> Figure content listings
┌──

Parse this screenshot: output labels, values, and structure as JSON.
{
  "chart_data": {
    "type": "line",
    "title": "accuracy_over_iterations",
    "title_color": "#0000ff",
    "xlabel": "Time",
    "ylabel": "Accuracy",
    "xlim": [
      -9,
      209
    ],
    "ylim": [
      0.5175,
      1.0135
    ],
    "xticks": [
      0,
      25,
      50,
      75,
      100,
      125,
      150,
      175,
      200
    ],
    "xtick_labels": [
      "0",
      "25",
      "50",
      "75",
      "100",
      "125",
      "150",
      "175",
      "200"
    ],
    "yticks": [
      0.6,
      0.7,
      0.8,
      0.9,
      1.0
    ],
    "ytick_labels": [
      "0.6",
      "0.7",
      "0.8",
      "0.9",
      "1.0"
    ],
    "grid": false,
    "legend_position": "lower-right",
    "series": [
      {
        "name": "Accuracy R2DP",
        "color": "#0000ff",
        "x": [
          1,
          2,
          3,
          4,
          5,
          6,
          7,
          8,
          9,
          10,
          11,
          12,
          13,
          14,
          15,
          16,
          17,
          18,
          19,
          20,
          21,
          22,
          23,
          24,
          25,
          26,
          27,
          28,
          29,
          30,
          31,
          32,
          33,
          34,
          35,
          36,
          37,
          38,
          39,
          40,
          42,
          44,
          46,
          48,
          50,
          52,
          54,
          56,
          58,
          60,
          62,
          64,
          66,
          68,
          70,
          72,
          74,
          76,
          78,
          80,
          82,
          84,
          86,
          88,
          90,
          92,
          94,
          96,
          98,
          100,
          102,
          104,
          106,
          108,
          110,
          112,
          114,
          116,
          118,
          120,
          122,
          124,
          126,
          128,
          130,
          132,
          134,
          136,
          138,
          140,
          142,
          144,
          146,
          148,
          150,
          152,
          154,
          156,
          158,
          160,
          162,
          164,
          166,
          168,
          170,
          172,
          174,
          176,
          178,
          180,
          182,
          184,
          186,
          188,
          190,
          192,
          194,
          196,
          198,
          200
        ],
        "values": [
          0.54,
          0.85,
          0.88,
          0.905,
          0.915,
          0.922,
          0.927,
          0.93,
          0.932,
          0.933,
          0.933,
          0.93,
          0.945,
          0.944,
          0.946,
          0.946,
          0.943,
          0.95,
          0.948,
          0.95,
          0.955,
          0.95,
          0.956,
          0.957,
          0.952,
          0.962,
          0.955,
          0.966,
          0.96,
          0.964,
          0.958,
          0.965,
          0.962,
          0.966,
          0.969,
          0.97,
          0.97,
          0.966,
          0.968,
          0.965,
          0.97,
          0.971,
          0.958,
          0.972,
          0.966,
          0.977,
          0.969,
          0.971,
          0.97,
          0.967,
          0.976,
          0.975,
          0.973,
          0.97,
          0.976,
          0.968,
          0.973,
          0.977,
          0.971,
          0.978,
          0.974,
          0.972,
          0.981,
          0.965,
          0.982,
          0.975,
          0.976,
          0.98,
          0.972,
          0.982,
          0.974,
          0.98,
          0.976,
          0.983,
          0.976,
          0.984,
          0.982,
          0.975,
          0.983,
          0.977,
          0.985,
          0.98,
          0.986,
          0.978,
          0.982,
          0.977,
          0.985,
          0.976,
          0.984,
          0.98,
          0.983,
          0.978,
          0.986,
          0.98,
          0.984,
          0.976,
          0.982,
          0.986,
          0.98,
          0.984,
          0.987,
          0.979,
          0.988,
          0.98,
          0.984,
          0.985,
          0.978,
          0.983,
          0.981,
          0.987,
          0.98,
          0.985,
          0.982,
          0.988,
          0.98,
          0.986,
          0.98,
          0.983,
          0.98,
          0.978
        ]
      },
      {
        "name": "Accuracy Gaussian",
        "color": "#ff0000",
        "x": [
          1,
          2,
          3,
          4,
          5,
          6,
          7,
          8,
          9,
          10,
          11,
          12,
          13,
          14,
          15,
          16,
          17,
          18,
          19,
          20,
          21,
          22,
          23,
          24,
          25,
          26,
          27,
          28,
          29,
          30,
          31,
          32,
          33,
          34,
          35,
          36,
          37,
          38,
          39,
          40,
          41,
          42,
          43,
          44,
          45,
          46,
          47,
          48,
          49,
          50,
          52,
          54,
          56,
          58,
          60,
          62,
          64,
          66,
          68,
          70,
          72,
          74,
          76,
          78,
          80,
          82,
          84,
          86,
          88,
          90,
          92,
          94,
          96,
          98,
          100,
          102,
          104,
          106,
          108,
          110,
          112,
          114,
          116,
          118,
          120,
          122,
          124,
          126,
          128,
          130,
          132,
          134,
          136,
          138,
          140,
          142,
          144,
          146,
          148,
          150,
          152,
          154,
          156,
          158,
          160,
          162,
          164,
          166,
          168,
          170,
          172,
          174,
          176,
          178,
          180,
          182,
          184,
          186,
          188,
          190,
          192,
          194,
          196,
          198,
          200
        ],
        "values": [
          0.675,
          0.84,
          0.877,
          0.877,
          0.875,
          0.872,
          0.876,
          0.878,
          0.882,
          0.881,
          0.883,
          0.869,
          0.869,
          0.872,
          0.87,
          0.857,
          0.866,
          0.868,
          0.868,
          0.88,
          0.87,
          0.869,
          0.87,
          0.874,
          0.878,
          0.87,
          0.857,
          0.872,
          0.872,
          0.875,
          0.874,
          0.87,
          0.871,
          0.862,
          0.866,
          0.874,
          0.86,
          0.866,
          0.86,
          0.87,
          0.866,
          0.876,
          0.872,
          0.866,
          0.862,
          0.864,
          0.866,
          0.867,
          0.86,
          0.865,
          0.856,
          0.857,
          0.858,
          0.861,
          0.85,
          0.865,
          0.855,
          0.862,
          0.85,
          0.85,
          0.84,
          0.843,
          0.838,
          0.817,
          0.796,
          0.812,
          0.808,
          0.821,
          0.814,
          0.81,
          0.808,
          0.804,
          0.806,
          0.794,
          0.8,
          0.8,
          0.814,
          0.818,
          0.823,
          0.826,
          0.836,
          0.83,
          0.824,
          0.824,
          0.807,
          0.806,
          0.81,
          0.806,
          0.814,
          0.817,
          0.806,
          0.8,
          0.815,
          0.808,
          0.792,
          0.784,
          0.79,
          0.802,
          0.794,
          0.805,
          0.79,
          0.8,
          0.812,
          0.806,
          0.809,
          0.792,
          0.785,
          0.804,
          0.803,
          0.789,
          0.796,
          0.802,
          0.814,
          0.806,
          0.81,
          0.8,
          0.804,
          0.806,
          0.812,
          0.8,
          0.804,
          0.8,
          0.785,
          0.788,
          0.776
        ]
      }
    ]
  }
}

└──

> Description of the task
Report the number of lines in the entries above that include the string "name". Give nothing but the number.

> Response to the exercise
2